In the material below, identify each line bearing the word "rank". Reproduce those lines.
+++ Data supplied
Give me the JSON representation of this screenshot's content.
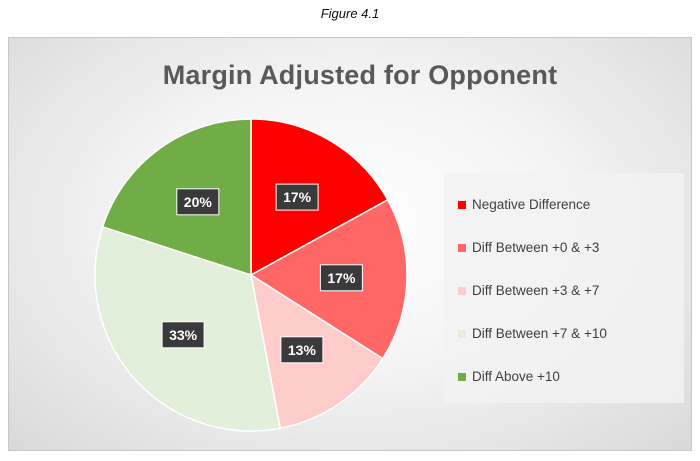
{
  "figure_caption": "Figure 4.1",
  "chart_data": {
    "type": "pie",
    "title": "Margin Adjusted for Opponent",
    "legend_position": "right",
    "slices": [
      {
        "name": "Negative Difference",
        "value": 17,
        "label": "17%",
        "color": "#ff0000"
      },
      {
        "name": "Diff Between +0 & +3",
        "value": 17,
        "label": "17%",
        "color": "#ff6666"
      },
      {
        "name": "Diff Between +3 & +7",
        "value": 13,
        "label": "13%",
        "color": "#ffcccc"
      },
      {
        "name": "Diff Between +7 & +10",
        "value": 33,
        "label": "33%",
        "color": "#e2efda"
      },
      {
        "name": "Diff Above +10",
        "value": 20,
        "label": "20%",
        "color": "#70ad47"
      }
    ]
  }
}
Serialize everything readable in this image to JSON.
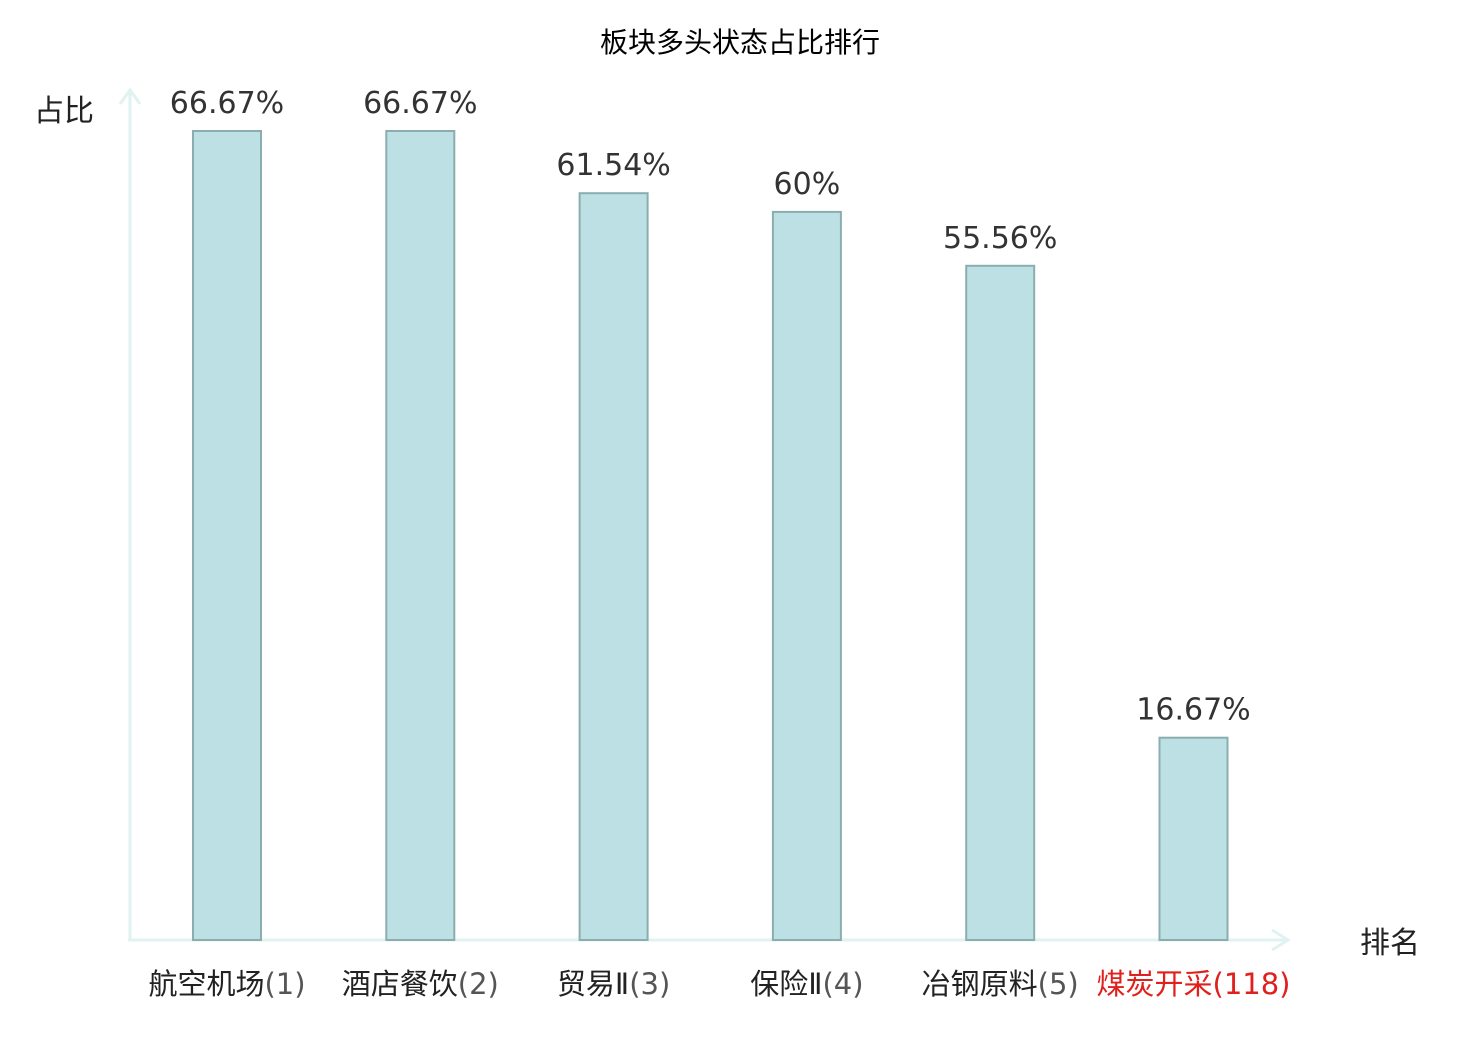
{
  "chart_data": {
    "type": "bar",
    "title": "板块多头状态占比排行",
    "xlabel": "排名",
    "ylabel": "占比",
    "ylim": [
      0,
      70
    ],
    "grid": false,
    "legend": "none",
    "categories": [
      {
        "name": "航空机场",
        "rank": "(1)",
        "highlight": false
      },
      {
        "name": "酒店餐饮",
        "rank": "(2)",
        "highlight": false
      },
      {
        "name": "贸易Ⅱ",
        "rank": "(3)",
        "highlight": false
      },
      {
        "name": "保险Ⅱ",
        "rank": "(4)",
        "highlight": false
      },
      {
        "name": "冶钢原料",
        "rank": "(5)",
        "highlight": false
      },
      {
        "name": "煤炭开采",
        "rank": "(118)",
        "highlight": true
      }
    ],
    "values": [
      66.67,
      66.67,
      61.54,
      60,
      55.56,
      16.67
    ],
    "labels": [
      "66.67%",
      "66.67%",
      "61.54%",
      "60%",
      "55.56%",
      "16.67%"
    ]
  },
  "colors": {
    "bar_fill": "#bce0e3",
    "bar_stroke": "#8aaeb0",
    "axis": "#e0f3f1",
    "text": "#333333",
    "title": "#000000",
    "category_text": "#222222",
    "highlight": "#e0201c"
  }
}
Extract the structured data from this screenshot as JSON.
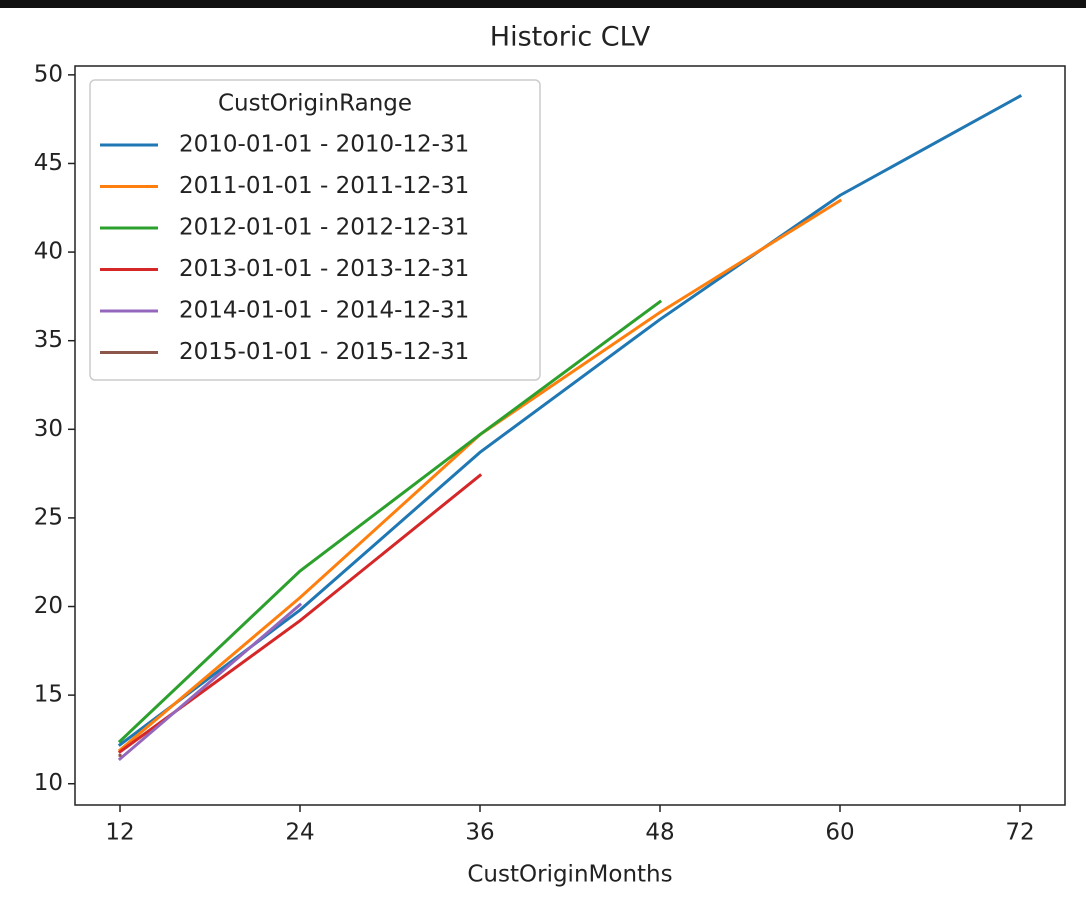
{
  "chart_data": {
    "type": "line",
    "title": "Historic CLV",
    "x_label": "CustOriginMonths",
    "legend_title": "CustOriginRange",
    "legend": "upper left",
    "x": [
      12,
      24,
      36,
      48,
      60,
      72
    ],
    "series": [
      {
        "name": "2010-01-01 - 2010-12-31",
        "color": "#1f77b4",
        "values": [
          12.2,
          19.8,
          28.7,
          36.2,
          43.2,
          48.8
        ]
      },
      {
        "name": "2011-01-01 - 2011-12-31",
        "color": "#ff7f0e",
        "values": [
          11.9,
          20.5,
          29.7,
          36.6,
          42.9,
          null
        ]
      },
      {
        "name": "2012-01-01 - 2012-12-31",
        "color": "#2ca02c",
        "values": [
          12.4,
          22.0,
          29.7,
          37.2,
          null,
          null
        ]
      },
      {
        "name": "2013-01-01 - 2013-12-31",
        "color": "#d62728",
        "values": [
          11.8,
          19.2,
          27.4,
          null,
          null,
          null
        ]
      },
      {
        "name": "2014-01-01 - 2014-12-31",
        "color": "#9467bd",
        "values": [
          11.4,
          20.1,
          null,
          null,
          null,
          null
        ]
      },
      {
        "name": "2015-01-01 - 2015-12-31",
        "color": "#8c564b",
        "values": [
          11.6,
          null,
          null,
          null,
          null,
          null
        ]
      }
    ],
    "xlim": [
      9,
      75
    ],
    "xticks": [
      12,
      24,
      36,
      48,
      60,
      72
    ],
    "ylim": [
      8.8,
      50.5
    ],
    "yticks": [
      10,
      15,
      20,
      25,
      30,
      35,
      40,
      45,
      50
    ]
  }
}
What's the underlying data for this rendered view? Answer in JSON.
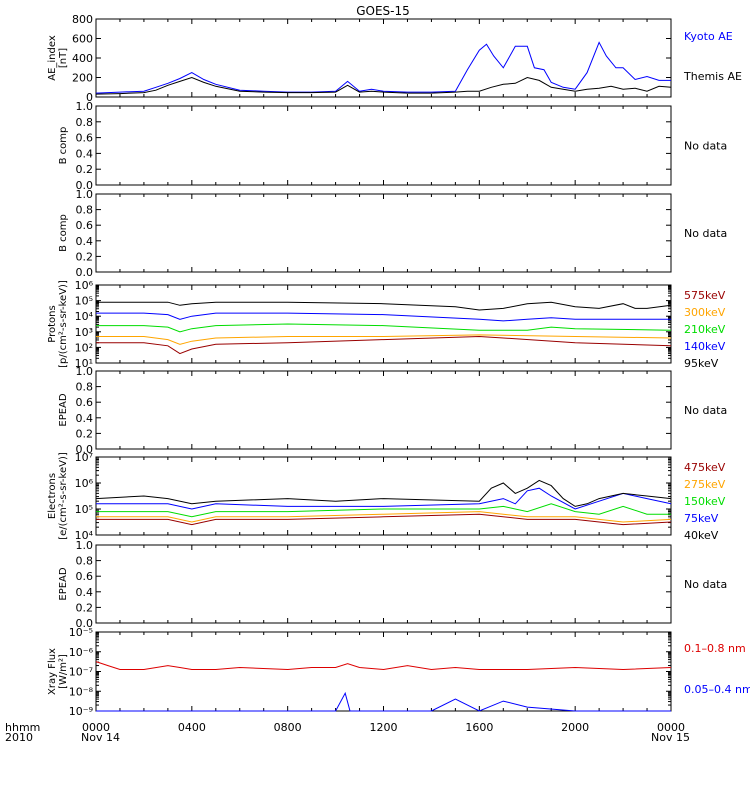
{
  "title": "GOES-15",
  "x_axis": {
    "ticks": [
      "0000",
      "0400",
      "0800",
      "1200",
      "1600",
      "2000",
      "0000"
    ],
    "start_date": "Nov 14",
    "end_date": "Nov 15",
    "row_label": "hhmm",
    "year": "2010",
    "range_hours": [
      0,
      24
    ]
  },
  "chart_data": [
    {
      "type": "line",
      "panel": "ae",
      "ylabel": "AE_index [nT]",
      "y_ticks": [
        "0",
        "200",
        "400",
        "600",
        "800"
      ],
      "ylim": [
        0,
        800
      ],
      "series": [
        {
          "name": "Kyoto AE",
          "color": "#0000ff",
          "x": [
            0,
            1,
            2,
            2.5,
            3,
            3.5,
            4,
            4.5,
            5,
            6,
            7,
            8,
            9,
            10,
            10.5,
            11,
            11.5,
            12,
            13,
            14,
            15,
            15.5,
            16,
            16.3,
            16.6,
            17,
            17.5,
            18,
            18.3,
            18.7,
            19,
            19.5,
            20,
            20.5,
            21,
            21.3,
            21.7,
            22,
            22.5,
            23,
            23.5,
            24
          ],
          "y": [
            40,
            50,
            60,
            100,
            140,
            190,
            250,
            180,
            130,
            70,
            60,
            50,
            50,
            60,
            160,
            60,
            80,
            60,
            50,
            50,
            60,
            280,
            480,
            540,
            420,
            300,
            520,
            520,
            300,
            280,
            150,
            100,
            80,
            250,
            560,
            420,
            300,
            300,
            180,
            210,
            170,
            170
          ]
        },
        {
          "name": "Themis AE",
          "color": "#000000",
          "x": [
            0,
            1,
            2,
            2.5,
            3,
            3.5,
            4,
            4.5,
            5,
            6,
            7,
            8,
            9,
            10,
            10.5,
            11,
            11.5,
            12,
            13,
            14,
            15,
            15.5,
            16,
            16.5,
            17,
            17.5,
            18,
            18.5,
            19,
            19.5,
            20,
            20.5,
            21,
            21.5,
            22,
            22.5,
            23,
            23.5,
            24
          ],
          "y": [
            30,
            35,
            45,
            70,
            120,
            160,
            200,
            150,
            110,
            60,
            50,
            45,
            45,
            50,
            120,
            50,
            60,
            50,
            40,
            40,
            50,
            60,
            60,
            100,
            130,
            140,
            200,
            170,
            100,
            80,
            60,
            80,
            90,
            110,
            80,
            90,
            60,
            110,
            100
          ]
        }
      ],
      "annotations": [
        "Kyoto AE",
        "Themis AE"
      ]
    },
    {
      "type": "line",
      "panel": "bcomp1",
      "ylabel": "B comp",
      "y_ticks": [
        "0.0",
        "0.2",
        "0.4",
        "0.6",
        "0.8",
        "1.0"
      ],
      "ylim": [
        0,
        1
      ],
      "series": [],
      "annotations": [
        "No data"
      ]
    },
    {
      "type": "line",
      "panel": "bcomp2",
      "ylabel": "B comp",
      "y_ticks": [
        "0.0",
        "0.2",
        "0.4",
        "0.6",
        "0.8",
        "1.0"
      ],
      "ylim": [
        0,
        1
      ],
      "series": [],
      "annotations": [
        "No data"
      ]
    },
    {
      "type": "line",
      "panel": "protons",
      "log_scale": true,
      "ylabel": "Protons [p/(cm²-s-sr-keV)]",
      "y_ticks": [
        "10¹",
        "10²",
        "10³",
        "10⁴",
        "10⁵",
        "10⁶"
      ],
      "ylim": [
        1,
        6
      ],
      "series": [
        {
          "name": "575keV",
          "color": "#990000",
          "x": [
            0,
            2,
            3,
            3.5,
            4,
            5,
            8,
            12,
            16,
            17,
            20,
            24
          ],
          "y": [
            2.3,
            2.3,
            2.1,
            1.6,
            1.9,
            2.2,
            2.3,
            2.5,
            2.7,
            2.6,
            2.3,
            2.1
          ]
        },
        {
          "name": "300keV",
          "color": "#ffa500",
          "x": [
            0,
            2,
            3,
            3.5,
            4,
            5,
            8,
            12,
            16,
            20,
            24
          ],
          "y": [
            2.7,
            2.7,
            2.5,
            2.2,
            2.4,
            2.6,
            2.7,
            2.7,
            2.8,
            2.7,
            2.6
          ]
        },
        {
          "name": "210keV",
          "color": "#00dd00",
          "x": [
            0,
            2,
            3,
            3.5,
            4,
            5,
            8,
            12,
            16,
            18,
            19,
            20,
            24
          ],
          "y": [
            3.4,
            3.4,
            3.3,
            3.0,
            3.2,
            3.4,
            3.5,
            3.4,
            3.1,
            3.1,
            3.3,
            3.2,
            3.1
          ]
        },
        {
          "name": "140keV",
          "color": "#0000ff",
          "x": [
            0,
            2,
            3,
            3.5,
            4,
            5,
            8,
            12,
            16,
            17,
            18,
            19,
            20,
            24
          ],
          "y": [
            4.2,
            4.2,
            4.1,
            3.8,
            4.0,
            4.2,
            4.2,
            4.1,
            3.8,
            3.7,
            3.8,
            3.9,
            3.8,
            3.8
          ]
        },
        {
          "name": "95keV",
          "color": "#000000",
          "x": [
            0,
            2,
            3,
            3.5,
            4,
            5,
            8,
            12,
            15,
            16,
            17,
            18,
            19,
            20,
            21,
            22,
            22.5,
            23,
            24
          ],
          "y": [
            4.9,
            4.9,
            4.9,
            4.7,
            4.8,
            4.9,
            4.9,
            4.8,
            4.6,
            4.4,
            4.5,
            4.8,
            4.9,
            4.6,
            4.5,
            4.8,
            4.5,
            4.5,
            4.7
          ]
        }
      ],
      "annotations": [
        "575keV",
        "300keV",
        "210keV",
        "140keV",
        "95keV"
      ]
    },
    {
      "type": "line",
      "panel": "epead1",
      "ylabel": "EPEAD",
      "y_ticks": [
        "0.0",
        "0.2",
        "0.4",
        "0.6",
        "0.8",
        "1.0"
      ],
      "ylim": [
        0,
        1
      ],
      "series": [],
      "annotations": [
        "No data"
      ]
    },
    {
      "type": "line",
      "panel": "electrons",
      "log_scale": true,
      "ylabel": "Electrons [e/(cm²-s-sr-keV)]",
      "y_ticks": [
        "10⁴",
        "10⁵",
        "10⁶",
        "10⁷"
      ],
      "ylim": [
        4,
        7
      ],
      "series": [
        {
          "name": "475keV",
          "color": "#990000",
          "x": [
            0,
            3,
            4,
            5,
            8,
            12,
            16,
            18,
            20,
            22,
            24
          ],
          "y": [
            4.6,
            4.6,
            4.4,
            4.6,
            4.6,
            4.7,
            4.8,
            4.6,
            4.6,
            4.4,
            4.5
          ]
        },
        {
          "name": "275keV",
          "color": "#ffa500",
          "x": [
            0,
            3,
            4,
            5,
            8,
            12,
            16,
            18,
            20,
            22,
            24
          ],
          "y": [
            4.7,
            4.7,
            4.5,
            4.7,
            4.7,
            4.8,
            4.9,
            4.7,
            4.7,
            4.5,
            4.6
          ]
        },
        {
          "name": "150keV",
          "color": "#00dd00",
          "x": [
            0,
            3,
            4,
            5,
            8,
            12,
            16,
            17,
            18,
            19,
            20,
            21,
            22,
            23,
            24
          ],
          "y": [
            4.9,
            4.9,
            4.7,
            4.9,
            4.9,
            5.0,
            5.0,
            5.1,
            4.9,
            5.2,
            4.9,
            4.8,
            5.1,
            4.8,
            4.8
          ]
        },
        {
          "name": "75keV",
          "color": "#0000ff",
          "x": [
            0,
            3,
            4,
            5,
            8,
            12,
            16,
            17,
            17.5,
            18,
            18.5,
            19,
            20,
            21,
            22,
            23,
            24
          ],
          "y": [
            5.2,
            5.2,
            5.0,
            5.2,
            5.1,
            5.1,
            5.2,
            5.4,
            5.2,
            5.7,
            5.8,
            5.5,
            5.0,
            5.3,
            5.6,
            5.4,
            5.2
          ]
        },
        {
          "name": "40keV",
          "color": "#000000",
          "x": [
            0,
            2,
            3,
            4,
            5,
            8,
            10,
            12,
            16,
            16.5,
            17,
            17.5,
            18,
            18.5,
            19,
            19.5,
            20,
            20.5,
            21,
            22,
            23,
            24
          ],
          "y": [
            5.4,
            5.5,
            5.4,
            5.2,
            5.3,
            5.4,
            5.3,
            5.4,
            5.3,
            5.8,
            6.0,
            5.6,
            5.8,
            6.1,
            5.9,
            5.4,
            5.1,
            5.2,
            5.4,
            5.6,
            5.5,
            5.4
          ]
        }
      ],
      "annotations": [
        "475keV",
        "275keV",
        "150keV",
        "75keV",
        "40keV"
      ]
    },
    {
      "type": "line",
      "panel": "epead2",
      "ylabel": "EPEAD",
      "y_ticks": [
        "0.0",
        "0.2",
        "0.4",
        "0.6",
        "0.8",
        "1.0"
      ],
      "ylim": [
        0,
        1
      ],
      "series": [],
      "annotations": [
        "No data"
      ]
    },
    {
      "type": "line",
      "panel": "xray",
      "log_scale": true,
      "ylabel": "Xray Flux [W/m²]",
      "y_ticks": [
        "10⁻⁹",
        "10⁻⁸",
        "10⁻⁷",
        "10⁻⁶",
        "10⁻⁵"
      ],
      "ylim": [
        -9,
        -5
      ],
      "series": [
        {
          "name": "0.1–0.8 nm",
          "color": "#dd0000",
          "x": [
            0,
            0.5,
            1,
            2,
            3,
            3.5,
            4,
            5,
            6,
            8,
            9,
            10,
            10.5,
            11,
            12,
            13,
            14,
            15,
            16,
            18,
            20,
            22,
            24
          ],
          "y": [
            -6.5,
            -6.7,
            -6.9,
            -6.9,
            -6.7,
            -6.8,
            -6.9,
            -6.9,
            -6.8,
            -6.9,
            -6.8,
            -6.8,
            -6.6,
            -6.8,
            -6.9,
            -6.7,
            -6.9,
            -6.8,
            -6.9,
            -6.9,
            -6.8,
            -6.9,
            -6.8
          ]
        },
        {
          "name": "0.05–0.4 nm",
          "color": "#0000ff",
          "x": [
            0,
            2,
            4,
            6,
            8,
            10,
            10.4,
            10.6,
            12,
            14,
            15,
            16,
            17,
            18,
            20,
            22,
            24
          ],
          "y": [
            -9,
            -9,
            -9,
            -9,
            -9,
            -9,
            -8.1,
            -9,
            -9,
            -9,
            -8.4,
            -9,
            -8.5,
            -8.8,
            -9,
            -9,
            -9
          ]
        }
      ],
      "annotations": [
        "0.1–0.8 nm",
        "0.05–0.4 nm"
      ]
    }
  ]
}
++++++
» Reply to the task
        "rank": "(1)",
        "rank": "(2)",
        "rank": "(3)",
        "rank": "(4)",
        "rank": "(5)",
        "rank": "(118)",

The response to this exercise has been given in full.